++++ MATERIAL FOR THIS EXERCISE

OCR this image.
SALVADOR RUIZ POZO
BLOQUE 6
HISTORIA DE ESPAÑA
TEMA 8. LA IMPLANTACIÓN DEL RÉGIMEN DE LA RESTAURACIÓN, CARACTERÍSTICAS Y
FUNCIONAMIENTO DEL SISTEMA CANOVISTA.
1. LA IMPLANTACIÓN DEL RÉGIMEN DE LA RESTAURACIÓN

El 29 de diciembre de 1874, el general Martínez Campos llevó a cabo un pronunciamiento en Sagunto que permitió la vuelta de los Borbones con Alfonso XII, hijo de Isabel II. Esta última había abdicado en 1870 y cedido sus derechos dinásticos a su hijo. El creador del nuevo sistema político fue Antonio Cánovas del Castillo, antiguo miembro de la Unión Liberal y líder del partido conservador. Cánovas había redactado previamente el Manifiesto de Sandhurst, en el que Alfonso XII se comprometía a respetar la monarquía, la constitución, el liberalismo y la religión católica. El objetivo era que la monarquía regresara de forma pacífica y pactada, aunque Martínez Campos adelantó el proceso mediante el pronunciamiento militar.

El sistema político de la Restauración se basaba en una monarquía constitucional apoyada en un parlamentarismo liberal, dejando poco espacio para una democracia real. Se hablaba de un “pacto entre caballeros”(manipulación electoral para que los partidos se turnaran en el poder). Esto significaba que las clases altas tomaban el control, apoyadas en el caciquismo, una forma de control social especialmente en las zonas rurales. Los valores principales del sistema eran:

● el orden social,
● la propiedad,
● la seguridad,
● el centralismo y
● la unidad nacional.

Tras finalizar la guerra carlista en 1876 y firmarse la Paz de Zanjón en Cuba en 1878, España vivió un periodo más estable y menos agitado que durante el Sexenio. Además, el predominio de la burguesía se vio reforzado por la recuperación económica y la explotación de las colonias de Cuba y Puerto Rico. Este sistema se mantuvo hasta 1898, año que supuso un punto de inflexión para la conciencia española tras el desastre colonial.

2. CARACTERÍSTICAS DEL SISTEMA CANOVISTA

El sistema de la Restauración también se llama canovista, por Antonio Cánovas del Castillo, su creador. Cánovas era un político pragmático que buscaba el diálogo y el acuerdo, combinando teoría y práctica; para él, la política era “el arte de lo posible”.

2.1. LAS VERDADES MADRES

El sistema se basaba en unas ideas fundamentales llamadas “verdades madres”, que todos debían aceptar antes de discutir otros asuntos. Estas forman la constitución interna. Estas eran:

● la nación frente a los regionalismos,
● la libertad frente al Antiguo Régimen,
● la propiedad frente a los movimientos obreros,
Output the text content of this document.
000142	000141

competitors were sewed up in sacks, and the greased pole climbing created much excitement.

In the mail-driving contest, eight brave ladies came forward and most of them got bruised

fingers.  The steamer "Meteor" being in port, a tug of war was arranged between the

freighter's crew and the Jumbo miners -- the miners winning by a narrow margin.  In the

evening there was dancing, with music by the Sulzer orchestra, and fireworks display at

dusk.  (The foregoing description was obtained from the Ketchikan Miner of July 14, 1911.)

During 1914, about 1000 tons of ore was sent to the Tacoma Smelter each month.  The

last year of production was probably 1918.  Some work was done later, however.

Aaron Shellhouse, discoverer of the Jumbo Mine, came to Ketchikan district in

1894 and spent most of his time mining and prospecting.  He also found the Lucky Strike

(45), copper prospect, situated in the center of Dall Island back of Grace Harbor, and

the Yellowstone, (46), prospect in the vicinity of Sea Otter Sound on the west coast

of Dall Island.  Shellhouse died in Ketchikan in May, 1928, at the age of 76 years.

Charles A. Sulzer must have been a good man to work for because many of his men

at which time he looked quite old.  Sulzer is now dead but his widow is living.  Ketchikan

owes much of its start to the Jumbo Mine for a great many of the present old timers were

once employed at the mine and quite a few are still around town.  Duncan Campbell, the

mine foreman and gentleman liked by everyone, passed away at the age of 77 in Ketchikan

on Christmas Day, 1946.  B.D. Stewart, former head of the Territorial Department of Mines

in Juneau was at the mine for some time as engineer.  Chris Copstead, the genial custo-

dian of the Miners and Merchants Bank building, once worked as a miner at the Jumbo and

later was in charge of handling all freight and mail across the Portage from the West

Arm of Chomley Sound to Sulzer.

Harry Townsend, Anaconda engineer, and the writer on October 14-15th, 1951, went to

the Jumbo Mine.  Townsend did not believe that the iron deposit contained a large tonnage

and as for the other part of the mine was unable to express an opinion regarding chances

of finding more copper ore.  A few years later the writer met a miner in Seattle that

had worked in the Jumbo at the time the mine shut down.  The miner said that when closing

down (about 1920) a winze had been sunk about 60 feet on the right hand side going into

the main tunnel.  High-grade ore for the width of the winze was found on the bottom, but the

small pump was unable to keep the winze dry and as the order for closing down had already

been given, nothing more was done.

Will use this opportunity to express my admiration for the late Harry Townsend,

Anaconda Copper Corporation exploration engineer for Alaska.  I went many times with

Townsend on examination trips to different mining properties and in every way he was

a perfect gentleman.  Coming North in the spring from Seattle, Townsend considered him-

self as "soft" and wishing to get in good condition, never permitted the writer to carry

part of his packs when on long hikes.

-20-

++++++++

(REQUEST) From the material, report only how many lines include the word "Dall".

(RESULT) 2